Exercise requirements:
- A) Shorten the paragraph in the TV recommendations below that begins "That’s right, MST3K is back," keeping its main facts.
- B) Carry on the TV recommendations below, picking up after their final sentence.

Selected extract:
* START *

Fuller House is a great show to have on in the background while you’re playing with your baby, cleaning up, or making yourself something to eat. It’s pretty formulaic (the plot is basically a reversal of Full House with DJ taking the place of Danny) and, since most episodes take place inside the house, it’s easy to picture what’s happening just by listening to the dialogue. You’re not missing much. Besides, you know that everything will work itself out before the end credits roll. If only parenthood were really that easy.
Mystery Science Theater 3000: The Return
That’s right, MST3K is back and better than ever! If you’re unfamiliar with this delightful series, then allow me to break it down for you. In this rendition of MST3K, a couple of mad scientists have kidnapped our host, Jonah, and forced him to watch B movies alongside three witty robots. Okay, so what’s so great about that? Well, have you ever gotten together with a bunch of friends to watch and make fun of bad movies? The jokes you crack together are what we call “riffing.” This is MST3K’s specialty. Basically, you watch a movie while Jonah and his robot buddies make fun of the plot, acting, setting, etc. Nothing is off limits.

* END *

Extracted entries:

* START *

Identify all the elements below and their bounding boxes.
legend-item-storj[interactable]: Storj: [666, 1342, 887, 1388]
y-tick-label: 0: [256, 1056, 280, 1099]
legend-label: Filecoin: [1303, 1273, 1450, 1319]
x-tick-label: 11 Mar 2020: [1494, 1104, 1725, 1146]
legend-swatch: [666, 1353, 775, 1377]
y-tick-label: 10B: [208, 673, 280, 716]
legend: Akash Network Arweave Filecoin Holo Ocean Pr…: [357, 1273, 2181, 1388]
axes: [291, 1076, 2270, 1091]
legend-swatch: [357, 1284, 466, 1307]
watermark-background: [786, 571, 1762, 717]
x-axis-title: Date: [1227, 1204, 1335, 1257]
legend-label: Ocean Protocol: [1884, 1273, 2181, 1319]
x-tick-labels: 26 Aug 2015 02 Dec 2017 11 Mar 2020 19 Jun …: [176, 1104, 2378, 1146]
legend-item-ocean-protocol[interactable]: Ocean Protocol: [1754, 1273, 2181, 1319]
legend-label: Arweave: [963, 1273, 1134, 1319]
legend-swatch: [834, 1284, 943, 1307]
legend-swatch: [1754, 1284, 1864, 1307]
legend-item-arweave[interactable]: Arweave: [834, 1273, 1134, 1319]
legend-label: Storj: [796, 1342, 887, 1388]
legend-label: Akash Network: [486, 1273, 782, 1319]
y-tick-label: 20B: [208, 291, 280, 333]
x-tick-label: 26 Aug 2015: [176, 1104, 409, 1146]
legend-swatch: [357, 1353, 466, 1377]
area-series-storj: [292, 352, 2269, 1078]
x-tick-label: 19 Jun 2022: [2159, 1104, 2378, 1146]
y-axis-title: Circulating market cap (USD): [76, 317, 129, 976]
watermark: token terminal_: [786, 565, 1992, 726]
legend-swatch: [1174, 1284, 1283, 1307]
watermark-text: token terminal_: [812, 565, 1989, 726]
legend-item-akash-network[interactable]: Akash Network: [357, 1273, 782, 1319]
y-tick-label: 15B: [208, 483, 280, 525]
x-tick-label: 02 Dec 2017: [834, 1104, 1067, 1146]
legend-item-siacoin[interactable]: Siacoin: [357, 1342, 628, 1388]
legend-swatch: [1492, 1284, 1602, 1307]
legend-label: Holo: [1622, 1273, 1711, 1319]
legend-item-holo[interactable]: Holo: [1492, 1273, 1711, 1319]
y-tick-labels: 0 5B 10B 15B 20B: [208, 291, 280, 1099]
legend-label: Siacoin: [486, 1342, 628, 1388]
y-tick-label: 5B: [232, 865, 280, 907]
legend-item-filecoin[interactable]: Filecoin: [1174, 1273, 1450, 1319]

* END *

Task results:
- A) MST3K has returned. In this version, two mad scientists have kidnapped host Jonah and make him watch B movies with three witty robots. The show's specialty is "riffing," the kind of joking friends do while watching a bad movie together. Jonah and the robots mock each film's plot, acting, setting, and anything else, with nothing off limits.

- B)
This is a great show to watch if your kid is a good napper (sleeps at least an hour), if you have some energy left after they’ve gone to bed for the night, or if they’re out with a relative or friend. The show is self-contained, which means that you can watch it in any order that you want. Also, considering that all of the movies being riffed are B-movies, there’s less pressure to follow every plot detail. Just find a movie that interests you and let the riffing begin. That’s it. There’s no pressure to finish the entire series in a single sitting. Take your time and go at your own pace.
Do you have a fussy kid? Are they cluster feeding, teething, or simply a professional catnapper? I turned to The Guild when my daughter went through a power napping phase. It was perfect. Episodes are short—often under ten minutes—so it’s possible to knock out at least 2-3 episodes before your kid wakes up. That means if you somehow manage to get an hour of uninterrupted time, you’ll be able to finish the first season in a single sitting. Talk about a huge accomplishment! They should give out trophies for this kind of stuff.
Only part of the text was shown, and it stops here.